Crysis: Warhead

Up next is our legacy title for 2013, Crysis: Warhead. The stand-alone expansion to 2007’s Crysis, at over 4 years old Crysis: Warhead can still beat most systems down. Crysis was intended to be future-looking as far as performance and visual quality goes, and it has clearly achieved that. We’ve only finally reached the point where single-GPU cards have come out that can hit 60fps at 1920 with 4xAA.

At 2560 we still have a bit of a distance to go before any single-GPU card can crack 60fps. In lieu of that Titan is the winner as expected. Leading the GTX 680 by 54%, this is Titan’s single biggest win over its predecessor, actually exceeding the theoretical performance advantage based on the increase in functional units alone. For some reason GTX 680 never did gain much in the way of performance here versus the GTX 580, and while it’s hard to argue that Titan has reversed that, it has at least corrected some of the problem in order to push more than 50% out.

In the meantime, with GTX 680’s languid performance, this has been a game the latest Radeon cards have regularly cleared. For whatever reason they’re a good match for Crysis, meaning even with all its brawn, Titan can only clear the 7970GE by 21%.

On the other hand, our multi-GPU cards are a mixed bag. Once more Titan loses to both, but the GTX 690 only leads by 15% thanks to GK104’s aforementioned weak Crysis performance. Meanwhile the 7990 takes a larger lead at 33%.

**SET TASK 1**
Using the Crysis: Warhead benchmark text, answer these:
(a) By what percentage does Titan lead the GTX 680?
(b) By how much can Titan clear the 7970GE?
(c) What lead does the 7990 take over Titan?
**SET TASK 2**
Proceed with the Crysis: Warhead benchmark text, picking up after its last sentence and keeping the same technical tone.
None of the lines are required for this work.

**SOURCE EXCERPT**
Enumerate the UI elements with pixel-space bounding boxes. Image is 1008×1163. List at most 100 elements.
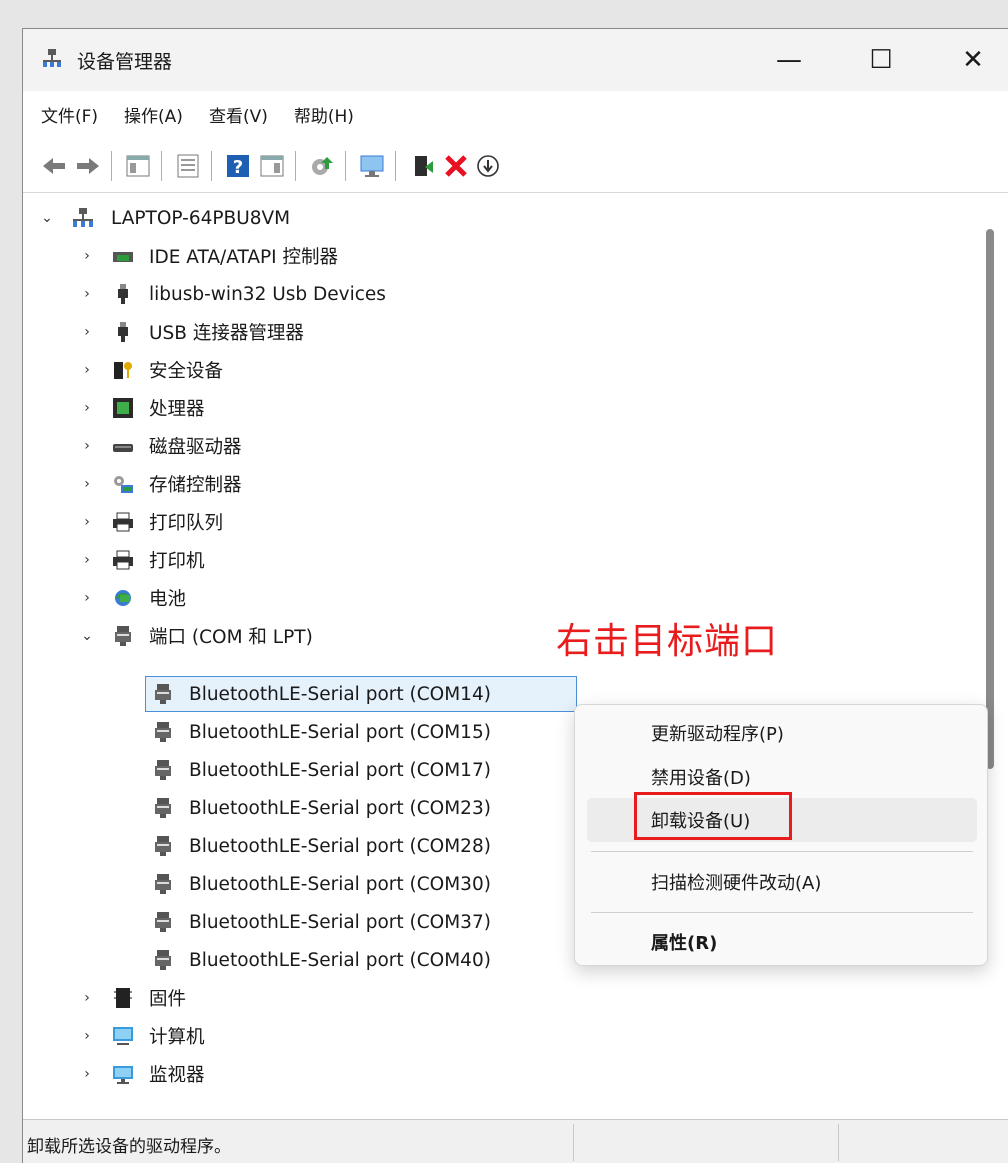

**REPLY 1**
(a) 54%
(b) 21%
(c) 33%

**REPLY 2**
I’d also note that we’ve thrown in a “bonus round” here just to see when Crysis will be playable at 1080p with its highest settings and with 4x SSAA for that picture-perfect experience. As it stands AMD multi-GPU cards can already cross 60fps, but for everything else we’re probably a generation off yet before Crysis is completely and utterly conquered.

Moving on, we once again have minimum framerates for Crysis.

When it comes to Titan, the relative improvement in minimum framerates over GTX 680 is nothing short of obscene. Whatever it was that was holding back GTX 680 is clearly having a hard time slowing down Titan, leading to Titan offering 71% better minimum framerates. There’s clearly much more going on here than just an increase in function units.

Meanwhile, though Titan’s gains here over the 7970GE aren’t quite as high as they were with the GTX 680, the lead over the 7970GE still grows a bit to 26%. As for our mutli-GPU cards, this appears to be a case where SLI is struggling; the GTX 690 is barely faster than Titan here. Though at 31% faster than Titan, the 7990 doesn’t seem to be faltering much.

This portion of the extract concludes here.